◆ STUDY TEXT
- - -

Love your stories by the way.
Last edited by vegetariantaxidermy on Sun Jul 24, 2022 7:47 pm, edited 1 time in total.
Re: Cautionary Tale
Gibbo obviously came to the same conclusion.vegetariantaxidermy wrote: ↑Sun Jul 24, 2022 7:40 pm That goes without saying. Only arseholes call chimpanzees monkeys.
Re: Cautionary Tale
Spit it out, uwot, if you wish to denegrate the inhabitants of Yorkshire just do it honestly and openly instead of pussy footing around.
Re: Cautionary Tale
IS this something to do with Boris?Harbal wrote: ↑Sun Jul 24, 2022 5:56 pm Here's a little story with an important philosophical message. The message might not be immediately obvious, but we are all philosophers here, and know that we cannot expect to find treasure without doing a bit of digging.
When I was seven or eight years old, I won first prize in a “think up a slogan” competition for a well-known tea company. The prize was a baby chimpanzee, but I forget what my slogan was. His name was Howard, but I called him Gibbo, after my uncle Howard, who was also known as Gibbo. People used to ask why I called him Gibbo when he was a chimpanzee, thinking that Gibbo was short for gibbon, which it was in a way; my uncle’s name was Howard Gibbons. We were inseparable, Gibbo and I (the chimp, not my uncle), but as he got older he became more and more unmanageable, and he started to get aggressive, too.
Next door, lived Mr. Winstanley. He was a miserable old man, always complaining about something or other. One day, when Gibbo was rampaging round the garden, screeching at the top of his voice, Mr. Winstanley started hammering on the fence with his walking stick, shouting, “shut that bloody monkey up”. The next thing we knew, Gibbo had leapt over the fence, there was a bit of a thud, and then he jumped back again and sauntered into the house. We rushed to the fence and looked over to see Mr. Winstanley lying, lifeless, on his immaculate lawn.

- - -

◆ RECORDED DATA
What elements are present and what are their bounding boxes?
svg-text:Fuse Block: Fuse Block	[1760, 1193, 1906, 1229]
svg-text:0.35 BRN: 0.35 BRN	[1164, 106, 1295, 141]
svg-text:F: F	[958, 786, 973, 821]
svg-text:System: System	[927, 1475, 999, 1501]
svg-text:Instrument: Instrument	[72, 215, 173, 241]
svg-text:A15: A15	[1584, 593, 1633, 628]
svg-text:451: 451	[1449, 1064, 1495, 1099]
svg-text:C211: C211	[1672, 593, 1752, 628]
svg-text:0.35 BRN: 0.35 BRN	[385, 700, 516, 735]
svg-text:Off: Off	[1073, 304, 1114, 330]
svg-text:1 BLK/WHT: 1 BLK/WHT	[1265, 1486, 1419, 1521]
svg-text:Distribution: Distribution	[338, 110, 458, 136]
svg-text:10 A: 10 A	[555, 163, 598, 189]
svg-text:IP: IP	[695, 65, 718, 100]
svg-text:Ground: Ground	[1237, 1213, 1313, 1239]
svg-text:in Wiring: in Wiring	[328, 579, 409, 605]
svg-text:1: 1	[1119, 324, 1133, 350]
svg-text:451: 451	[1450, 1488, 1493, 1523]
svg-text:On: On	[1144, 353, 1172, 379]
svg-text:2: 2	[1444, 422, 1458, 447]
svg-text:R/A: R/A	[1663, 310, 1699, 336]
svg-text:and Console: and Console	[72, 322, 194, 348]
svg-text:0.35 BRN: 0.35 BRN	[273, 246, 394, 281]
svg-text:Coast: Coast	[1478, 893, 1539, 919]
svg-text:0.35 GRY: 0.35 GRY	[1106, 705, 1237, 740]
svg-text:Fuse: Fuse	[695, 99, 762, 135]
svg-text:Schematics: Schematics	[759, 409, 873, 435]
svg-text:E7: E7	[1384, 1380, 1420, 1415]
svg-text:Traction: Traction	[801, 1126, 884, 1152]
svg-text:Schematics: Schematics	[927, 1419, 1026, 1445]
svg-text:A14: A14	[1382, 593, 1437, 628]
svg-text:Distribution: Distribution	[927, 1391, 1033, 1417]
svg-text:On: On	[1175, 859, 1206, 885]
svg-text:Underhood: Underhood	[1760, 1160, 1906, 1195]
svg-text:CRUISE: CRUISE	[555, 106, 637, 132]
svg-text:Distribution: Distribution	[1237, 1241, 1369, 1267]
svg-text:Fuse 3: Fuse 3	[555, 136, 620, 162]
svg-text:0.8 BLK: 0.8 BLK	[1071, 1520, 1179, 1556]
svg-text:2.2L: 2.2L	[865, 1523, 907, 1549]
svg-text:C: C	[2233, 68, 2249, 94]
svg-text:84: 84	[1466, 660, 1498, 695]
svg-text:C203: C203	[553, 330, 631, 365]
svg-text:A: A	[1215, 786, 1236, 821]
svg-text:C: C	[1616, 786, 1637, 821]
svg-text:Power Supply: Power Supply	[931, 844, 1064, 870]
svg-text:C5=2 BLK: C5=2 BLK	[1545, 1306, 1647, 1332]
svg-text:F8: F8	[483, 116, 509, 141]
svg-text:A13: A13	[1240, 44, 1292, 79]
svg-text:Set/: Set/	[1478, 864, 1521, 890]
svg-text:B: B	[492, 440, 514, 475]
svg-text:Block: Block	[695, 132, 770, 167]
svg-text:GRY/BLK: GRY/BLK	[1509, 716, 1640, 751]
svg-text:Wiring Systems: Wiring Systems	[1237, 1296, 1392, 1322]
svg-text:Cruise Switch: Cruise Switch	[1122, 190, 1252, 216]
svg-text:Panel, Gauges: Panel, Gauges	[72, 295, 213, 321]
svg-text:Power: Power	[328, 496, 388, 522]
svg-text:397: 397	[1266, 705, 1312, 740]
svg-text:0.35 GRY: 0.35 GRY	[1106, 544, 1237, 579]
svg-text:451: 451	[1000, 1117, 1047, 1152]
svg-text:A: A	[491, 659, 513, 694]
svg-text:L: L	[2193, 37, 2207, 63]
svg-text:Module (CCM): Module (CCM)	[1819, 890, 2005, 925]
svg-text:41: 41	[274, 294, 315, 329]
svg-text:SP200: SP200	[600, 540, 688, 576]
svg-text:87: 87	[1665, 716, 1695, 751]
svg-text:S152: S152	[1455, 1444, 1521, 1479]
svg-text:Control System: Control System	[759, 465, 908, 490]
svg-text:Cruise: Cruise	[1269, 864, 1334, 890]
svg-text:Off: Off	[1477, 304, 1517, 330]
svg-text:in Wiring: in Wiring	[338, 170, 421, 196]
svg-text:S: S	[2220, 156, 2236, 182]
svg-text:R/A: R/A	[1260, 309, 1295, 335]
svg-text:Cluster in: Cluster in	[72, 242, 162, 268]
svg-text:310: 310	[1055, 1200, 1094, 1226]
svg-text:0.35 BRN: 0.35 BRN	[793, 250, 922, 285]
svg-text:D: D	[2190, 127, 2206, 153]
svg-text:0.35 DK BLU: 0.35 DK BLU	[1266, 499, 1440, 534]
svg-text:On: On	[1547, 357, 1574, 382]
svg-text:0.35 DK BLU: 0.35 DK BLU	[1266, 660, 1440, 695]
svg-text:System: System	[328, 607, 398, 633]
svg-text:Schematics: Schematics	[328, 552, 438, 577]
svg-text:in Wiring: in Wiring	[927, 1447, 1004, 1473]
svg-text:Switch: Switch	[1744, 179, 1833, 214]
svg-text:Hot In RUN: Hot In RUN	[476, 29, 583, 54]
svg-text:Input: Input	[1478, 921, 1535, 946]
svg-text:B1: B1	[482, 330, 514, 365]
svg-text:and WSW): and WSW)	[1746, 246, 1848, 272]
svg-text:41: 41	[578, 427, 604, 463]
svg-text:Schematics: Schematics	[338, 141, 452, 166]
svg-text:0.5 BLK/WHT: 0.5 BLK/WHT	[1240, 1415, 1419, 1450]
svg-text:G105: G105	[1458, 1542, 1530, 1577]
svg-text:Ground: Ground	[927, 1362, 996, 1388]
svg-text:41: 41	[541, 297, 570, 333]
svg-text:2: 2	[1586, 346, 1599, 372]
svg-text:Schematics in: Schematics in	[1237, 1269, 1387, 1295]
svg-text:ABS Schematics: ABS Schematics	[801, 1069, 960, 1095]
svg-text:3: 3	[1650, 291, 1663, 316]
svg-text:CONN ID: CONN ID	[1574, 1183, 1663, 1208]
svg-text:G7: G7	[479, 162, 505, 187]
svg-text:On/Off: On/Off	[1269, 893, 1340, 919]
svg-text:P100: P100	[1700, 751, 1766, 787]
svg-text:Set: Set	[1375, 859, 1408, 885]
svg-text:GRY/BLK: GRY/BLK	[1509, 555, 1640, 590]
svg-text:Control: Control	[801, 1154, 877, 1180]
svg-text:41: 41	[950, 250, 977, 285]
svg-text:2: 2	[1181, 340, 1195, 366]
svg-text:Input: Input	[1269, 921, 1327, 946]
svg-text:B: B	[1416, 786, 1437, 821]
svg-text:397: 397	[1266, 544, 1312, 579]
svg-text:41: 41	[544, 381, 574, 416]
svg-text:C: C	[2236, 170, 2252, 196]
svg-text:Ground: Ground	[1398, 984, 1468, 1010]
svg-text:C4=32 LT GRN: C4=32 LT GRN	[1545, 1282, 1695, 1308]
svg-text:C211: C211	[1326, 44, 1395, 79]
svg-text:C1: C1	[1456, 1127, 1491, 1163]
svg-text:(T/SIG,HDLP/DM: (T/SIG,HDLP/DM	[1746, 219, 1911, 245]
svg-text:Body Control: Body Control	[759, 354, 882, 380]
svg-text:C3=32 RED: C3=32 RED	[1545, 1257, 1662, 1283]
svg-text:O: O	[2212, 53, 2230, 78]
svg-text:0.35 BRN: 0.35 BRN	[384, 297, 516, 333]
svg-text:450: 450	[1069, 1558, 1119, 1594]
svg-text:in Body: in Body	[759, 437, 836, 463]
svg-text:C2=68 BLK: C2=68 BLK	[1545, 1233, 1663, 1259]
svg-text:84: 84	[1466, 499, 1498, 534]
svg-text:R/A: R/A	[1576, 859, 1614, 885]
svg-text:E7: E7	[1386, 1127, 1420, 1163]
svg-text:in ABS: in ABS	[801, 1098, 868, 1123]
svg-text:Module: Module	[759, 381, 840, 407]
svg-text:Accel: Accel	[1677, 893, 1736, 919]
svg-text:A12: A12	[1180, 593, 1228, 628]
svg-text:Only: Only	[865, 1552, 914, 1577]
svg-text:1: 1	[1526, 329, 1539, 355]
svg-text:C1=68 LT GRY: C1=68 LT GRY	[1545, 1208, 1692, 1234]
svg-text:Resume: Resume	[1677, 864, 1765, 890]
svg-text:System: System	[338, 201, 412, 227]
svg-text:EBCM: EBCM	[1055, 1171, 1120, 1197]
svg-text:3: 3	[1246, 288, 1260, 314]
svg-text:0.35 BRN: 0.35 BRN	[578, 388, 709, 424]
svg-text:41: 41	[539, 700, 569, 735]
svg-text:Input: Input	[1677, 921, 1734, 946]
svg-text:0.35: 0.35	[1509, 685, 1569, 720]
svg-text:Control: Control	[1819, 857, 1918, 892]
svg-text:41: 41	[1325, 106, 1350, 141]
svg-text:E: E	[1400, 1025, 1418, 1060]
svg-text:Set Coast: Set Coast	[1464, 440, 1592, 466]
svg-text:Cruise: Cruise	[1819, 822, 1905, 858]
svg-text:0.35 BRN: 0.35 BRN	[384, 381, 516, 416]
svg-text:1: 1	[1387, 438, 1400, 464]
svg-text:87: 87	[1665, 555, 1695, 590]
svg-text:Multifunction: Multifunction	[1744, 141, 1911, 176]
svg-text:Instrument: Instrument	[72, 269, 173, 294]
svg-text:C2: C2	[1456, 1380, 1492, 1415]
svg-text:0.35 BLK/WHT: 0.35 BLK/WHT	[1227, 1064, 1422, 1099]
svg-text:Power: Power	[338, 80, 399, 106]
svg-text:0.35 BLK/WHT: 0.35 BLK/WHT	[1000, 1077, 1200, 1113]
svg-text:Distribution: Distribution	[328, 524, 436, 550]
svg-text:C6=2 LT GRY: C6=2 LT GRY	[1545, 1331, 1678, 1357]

- - -

◆ USING THE INFORMATION
1. Can you retype the part of the forum thread starting with "Love your stories" and going on through "pussy footing around."?
2. Answer these about the forum thread:
(a) What was the prize in the tea company's slogan competition?
(b) What did Mr. Winstanley hammer on the fence with?
(c) What was the full name of the uncle called Gibbo?

◆ SOLUTIONS PER TASK
1.
Love your stories by the way.
Last edited by vegetariantaxidermy on Sun Jul 24, 2022 7:47 pm, edited 1 time in total.
Re: Cautionary Tale
Gibbo obviously came to the same conclusion.vegetariantaxidermy wrote: ↑Sun Jul 24, 2022 7:40 pm That goes without saying. Only arseholes call chimpanzees monkeys.
Re: Cautionary Tale
Spit it out, uwot, if you wish to denegrate the inhabitants of Yorkshire just do it honestly and openly instead of pussy footing around.

2.
(a) A baby chimpanzee.
(b) His walking stick.
(c) Howard Gibbons.